— RECORDS TO USE —
════════════════

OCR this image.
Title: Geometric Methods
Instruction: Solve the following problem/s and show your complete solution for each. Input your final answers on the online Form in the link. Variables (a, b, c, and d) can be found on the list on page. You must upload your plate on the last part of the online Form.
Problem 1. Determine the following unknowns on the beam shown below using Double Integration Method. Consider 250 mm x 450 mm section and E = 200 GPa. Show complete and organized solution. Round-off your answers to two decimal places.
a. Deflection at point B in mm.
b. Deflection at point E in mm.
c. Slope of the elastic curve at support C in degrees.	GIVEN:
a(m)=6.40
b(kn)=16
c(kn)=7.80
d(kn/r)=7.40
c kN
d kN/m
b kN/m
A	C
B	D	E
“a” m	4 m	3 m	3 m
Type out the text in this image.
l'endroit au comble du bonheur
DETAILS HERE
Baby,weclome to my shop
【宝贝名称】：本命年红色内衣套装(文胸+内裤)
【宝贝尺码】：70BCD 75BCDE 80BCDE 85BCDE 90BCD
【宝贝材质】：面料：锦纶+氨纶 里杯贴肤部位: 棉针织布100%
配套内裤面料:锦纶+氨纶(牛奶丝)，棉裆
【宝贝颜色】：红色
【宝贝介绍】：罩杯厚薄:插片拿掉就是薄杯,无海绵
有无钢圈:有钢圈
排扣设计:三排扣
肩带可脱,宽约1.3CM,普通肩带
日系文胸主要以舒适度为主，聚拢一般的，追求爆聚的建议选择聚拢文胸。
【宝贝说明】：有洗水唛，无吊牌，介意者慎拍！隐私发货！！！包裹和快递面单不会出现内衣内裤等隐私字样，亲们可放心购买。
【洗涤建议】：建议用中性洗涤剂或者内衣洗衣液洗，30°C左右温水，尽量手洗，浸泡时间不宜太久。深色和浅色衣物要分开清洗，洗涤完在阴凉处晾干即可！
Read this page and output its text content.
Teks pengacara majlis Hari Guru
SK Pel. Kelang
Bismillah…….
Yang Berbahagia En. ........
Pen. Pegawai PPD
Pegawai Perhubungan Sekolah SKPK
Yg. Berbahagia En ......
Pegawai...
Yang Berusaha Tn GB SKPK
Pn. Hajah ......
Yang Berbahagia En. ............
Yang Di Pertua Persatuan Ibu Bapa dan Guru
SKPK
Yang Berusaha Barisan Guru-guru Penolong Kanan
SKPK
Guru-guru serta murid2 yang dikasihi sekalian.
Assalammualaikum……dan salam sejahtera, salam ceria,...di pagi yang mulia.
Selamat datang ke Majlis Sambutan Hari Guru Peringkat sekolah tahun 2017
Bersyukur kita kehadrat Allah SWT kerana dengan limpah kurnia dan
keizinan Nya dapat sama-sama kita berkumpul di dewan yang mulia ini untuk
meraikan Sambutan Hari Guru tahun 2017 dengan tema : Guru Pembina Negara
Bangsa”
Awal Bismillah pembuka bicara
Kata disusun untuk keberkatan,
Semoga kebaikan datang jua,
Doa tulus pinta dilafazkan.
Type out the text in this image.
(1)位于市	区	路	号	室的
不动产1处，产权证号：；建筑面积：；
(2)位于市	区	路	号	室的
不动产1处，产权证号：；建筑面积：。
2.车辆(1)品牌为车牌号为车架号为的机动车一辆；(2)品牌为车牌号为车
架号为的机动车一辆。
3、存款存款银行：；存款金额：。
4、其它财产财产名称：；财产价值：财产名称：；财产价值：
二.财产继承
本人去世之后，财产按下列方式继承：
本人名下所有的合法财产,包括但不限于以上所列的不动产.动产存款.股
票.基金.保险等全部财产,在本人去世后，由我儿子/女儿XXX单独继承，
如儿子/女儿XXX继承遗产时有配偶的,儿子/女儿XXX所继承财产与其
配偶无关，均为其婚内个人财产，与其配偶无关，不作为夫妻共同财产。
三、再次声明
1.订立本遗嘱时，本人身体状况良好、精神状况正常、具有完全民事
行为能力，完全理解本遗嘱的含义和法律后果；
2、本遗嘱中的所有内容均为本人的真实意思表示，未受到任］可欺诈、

════════════════

— YOUR GOAL —
Above are the records; retype them all without a single difference.

— RESPONSE TO THE TASK —
OCR this image.
Title: Geometric Methods
Instruction: Solve the following problem/s and show your complete solution for each. Input your final answers on the online Form in the link. Variables (a, b, c, and d) can be found on the list on page. You must upload your plate on the last part of the online Form.
Problem 1. Determine the following unknowns on the beam shown below using Double Integration Method. Consider 250 mm x 450 mm section and E = 200 GPa. Show complete and organized solution. Round-off your answers to two decimal places.
a. Deflection at point B in mm.
b. Deflection at point E in mm.
c. Slope of the elastic curve at support C in degrees.	GIVEN:
a(m)=6.40
b(kn)=16
c(kn)=7.80
d(kn/r)=7.40
c kN
d kN/m
b kN/m
A	C
B	D	E
“a” m	4 m	3 m	3 m
Type out the text in this image.
l'endroit au comble du bonheur
DETAILS HERE
Baby,weclome to my shop
【宝贝名称】：本命年红色内衣套装(文胸+内裤)
【宝贝尺码】：70BCD 75BCDE 80BCDE 85BCDE 90BCD
【宝贝材质】：面料：锦纶+氨纶 里杯贴肤部位: 棉针织布100%
配套内裤面料:锦纶+氨纶(牛奶丝)，棉裆
【宝贝颜色】：红色
【宝贝介绍】：罩杯厚薄:插片拿掉就是薄杯,无海绵
有无钢圈:有钢圈
排扣设计:三排扣
肩带可脱,宽约1.3CM,普通肩带
日系文胸主要以舒适度为主，聚拢一般的，追求爆聚的建议选择聚拢文胸。
【宝贝说明】：有洗水唛，无吊牌，介意者慎拍！隐私发货！！！包裹和快递面单不会出现内衣内裤等隐私字样，亲们可放心购买。
【洗涤建议】：建议用中性洗涤剂或者内衣洗衣液洗，30°C左右温水，尽量手洗，浸泡时间不宜太久。深色和浅色衣物要分开清洗，洗涤完在阴凉处晾干即可！
Read this page and output its text content.
Teks pengacara majlis Hari Guru
SK Pel. Kelang
Bismillah…….
Yang Berbahagia En. ........
Pen. Pegawai PPD
Pegawai Perhubungan Sekolah SKPK
Yg. Berbahagia En ......
Pegawai...
Yang Berusaha Tn GB SKPK
Pn. Hajah ......
Yang Berbahagia En. ............
Yang Di Pertua Persatuan Ibu Bapa dan Guru
SKPK
Yang Berusaha Barisan Guru-guru Penolong Kanan
SKPK
Guru-guru serta murid2 yang dikasihi sekalian.
Assalammualaikum……dan salam sejahtera, salam ceria,...di pagi yang mulia.
Selamat datang ke Majlis Sambutan Hari Guru Peringkat sekolah tahun 2017
Bersyukur kita kehadrat Allah SWT kerana dengan limpah kurnia dan
keizinan Nya dapat sama-sama kita berkumpul di dewan yang mulia ini untuk
meraikan Sambutan Hari Guru tahun 2017 dengan tema : Guru Pembina Negara
Bangsa”
Awal Bismillah pembuka bicara
Kata disusun untuk keberkatan,
Semoga kebaikan datang jua,
Doa tulus pinta dilafazkan.
Type out the text in this image.
(1)位于市	区	路	号	室的
不动产1处，产权证号：；建筑面积：；
(2)位于市	区	路	号	室的
不动产1处，产权证号：；建筑面积：。
2.车辆(1)品牌为车牌号为车架号为的机动车一辆；(2)品牌为车牌号为车
架号为的机动车一辆。
3、存款存款银行：；存款金额：。
4、其它财产财产名称：；财产价值：财产名称：；财产价值：
二.财产继承
本人去世之后，财产按下列方式继承：
本人名下所有的合法财产,包括但不限于以上所列的不动产.动产存款.股
票.基金.保险等全部财产,在本人去世后，由我儿子/女儿XXX单独继承，
如儿子/女儿XXX继承遗产时有配偶的,儿子/女儿XXX所继承财产与其
配偶无关，均为其婚内个人财产，与其配偶无关，不作为夫妻共同财产。
三、再次声明
1.订立本遗嘱时，本人身体状况良好、精神状况正常、具有完全民事
行为能力，完全理解本遗嘱的含义和法律后果；
2、本遗嘱中的所有内容均为本人的真实意思表示，未受到任］可欺诈、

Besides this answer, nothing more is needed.